AIM: Review the lines that follow and copy each one that contains the word "Nepse".

>> START RECORDS PROVIDED

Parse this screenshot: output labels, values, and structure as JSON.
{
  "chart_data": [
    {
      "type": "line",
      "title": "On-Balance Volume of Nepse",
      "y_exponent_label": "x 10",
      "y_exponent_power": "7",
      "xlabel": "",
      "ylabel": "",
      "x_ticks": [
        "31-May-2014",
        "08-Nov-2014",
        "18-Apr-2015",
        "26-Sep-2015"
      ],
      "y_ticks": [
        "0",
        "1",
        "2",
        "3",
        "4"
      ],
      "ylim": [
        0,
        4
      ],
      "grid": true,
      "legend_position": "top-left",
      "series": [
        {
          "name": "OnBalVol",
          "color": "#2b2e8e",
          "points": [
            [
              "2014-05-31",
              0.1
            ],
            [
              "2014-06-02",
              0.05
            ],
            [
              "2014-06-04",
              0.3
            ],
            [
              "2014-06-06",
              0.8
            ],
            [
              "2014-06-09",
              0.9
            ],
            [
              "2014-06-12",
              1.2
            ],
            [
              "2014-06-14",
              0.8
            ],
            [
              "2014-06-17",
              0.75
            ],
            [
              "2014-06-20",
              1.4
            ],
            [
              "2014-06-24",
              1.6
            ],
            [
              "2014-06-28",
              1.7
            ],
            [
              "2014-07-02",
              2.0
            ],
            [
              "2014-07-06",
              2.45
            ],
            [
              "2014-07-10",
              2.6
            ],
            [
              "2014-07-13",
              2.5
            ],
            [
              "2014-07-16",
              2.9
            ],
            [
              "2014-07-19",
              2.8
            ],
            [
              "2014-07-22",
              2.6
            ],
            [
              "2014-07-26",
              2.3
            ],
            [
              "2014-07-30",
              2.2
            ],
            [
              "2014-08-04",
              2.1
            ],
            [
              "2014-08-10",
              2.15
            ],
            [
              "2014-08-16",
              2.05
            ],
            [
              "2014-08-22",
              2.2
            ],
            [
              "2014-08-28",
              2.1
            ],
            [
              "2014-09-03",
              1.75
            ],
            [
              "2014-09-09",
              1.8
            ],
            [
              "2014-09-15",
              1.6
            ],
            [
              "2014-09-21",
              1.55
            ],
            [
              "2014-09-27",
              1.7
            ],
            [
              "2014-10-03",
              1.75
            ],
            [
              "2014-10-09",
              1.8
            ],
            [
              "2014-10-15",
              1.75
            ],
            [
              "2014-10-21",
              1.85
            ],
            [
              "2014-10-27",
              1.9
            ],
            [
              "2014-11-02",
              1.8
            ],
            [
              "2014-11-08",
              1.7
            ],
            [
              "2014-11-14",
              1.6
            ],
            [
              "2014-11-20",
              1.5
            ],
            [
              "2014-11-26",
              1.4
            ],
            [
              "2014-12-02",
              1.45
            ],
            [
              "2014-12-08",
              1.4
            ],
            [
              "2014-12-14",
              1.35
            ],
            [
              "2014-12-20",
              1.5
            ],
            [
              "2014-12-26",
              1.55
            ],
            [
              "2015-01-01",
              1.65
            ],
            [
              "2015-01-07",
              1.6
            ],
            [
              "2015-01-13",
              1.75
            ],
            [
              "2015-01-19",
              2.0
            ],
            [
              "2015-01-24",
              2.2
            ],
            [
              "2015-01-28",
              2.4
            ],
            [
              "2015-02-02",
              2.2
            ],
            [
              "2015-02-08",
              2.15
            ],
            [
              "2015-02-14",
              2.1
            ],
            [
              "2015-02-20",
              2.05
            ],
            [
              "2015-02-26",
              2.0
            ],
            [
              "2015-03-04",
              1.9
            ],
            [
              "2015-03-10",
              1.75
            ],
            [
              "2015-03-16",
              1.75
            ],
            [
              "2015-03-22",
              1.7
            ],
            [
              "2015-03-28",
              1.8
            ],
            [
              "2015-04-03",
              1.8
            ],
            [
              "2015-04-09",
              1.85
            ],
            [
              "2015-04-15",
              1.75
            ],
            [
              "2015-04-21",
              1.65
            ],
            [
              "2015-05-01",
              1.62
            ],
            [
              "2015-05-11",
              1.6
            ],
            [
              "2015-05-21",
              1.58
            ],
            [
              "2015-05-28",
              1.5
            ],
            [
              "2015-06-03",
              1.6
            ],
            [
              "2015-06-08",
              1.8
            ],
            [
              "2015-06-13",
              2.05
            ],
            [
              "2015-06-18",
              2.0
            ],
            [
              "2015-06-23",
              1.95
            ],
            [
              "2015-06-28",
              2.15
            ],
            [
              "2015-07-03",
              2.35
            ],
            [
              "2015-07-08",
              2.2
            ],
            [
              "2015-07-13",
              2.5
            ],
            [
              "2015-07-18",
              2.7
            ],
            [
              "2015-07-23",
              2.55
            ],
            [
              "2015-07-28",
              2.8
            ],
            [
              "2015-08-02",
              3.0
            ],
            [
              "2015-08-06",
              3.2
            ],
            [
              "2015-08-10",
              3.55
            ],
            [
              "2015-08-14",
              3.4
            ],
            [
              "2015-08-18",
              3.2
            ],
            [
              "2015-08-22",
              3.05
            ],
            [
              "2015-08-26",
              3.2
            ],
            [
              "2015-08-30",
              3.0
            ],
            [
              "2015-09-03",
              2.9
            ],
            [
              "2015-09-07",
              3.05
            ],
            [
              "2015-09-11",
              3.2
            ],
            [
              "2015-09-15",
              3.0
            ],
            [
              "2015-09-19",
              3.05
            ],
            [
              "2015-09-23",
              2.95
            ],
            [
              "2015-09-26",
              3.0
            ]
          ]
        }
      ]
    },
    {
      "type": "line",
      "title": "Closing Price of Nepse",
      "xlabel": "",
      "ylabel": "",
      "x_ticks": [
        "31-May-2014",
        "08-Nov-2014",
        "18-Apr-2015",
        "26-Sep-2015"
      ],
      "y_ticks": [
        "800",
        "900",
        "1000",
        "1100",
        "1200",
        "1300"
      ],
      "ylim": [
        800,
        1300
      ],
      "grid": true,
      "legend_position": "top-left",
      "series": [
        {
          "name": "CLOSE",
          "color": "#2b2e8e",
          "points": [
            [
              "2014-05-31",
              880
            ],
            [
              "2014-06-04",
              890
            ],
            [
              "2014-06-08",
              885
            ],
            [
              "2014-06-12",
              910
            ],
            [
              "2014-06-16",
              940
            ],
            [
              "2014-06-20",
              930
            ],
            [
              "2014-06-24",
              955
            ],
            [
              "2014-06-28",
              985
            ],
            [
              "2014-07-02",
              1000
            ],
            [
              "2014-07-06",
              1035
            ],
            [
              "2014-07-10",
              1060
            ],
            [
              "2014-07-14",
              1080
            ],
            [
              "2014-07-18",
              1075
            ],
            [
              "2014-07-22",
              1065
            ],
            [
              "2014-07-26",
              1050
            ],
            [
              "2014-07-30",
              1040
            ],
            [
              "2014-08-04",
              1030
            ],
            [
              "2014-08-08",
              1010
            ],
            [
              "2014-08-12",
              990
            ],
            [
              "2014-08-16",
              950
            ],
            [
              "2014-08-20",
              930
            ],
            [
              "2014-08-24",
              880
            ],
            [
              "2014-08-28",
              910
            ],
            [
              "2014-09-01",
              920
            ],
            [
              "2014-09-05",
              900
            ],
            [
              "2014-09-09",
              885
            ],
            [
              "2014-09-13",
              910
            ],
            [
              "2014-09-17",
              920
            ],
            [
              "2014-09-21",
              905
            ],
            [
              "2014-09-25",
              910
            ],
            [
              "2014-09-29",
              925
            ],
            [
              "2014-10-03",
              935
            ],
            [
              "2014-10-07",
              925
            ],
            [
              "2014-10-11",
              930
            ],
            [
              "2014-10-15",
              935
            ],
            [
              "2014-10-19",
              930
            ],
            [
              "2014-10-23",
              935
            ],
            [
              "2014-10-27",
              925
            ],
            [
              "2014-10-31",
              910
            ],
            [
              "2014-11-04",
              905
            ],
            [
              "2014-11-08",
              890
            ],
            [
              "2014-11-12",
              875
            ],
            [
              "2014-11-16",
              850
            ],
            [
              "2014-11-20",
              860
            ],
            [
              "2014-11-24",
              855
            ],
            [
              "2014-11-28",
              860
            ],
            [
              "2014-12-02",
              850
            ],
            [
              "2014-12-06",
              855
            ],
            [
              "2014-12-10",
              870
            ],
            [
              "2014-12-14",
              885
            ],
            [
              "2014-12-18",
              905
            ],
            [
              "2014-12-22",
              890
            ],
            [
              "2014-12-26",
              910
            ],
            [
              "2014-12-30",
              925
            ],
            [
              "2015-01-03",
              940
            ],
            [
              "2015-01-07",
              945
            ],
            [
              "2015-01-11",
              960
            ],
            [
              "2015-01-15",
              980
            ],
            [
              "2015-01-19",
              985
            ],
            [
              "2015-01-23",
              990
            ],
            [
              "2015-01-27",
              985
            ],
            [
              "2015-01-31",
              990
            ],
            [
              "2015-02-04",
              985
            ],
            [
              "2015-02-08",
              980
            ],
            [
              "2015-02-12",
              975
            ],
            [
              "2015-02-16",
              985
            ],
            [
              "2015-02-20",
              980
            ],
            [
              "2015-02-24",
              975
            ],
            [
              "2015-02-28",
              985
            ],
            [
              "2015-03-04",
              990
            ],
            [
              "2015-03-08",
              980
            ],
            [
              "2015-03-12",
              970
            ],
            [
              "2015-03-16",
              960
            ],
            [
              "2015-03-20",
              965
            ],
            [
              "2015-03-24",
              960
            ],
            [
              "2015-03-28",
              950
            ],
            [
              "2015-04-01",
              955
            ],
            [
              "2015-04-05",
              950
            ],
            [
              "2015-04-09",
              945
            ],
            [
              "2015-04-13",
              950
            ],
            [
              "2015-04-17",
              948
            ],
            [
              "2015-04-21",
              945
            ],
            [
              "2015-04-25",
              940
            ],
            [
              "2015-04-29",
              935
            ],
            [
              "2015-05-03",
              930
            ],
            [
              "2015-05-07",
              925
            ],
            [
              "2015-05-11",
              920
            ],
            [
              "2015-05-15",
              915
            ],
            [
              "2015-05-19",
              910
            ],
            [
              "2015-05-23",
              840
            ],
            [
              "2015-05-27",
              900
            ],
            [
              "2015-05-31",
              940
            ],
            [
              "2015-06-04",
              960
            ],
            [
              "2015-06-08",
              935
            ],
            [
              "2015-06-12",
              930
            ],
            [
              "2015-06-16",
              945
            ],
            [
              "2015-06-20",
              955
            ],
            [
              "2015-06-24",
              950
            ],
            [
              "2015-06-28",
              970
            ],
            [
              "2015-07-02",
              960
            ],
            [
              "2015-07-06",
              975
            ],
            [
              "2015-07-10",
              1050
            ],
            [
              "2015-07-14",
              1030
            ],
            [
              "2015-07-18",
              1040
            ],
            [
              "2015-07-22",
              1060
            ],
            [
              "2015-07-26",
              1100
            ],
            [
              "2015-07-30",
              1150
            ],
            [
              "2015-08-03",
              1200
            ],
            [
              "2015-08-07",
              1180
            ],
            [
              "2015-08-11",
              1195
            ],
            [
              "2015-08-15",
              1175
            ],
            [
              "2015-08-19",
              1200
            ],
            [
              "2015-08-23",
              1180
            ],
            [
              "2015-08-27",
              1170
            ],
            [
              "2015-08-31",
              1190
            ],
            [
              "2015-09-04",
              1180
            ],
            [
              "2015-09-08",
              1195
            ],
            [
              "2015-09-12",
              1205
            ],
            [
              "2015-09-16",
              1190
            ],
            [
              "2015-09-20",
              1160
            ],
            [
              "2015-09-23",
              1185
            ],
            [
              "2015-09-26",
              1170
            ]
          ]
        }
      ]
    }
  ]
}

>> END RECORDS PROVIDED

SOLUTION FOR THIS PROBLEM:
      "title": "On-Balance Volume of Nepse",
      "title": "Closing Price of Nepse",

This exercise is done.